Task objective: From the listing, collect all lines containing the word "Frequency".

Task data:
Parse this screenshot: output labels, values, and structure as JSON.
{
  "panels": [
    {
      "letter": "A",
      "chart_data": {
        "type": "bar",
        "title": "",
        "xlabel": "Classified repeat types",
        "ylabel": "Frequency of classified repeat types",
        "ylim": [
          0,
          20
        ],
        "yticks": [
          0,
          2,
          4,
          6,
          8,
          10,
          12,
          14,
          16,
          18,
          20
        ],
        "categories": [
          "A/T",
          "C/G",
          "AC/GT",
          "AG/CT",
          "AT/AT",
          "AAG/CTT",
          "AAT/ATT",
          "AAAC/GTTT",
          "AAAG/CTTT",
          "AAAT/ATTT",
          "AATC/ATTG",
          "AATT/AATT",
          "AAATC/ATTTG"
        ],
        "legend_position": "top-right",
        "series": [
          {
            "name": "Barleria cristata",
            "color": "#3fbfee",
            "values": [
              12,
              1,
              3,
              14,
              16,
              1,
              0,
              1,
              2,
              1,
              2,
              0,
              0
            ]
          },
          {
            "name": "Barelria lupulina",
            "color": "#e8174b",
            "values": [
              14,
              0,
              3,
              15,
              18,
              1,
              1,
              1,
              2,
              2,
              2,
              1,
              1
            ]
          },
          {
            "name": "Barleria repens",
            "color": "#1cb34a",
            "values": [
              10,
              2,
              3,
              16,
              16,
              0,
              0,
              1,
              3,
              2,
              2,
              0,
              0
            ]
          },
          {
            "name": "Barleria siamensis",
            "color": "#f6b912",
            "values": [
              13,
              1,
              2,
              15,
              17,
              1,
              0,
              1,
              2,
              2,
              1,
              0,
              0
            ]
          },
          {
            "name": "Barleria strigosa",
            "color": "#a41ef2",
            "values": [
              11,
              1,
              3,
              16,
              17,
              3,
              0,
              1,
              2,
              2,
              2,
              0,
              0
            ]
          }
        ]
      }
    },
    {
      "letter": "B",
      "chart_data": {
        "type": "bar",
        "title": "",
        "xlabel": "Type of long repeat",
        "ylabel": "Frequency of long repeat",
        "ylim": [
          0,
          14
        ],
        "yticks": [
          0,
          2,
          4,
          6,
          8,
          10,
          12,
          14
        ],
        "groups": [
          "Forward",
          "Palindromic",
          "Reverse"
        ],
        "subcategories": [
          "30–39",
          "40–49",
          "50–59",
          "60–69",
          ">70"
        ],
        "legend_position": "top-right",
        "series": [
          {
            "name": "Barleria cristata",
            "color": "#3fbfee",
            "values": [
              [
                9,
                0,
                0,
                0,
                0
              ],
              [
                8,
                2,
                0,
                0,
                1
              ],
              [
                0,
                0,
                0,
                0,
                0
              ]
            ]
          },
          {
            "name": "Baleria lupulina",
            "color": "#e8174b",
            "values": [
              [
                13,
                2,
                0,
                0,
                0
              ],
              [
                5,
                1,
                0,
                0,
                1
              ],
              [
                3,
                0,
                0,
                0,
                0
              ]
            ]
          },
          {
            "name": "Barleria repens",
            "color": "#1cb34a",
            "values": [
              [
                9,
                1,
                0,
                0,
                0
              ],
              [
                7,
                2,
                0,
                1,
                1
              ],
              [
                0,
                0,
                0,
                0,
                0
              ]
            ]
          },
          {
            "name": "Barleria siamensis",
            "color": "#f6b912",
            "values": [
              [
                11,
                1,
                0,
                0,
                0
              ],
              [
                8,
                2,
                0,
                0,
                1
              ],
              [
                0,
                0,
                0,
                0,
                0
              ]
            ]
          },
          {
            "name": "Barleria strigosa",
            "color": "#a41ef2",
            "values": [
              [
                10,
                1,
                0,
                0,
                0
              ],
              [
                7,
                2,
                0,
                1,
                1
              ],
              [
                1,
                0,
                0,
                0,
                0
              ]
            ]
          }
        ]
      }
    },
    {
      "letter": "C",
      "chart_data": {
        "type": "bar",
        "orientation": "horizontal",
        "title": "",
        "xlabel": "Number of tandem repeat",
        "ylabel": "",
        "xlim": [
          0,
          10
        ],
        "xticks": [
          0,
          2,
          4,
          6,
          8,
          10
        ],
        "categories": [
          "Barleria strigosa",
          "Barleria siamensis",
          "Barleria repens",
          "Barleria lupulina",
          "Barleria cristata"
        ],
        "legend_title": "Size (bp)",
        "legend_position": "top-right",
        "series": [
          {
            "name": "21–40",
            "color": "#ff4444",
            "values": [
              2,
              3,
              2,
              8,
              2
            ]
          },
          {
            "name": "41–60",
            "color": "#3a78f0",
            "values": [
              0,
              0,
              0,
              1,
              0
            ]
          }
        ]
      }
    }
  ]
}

Answer to this task:
        "ylabel": "Frequency of classified repeat types",
        "ylabel": "Frequency of long repeat",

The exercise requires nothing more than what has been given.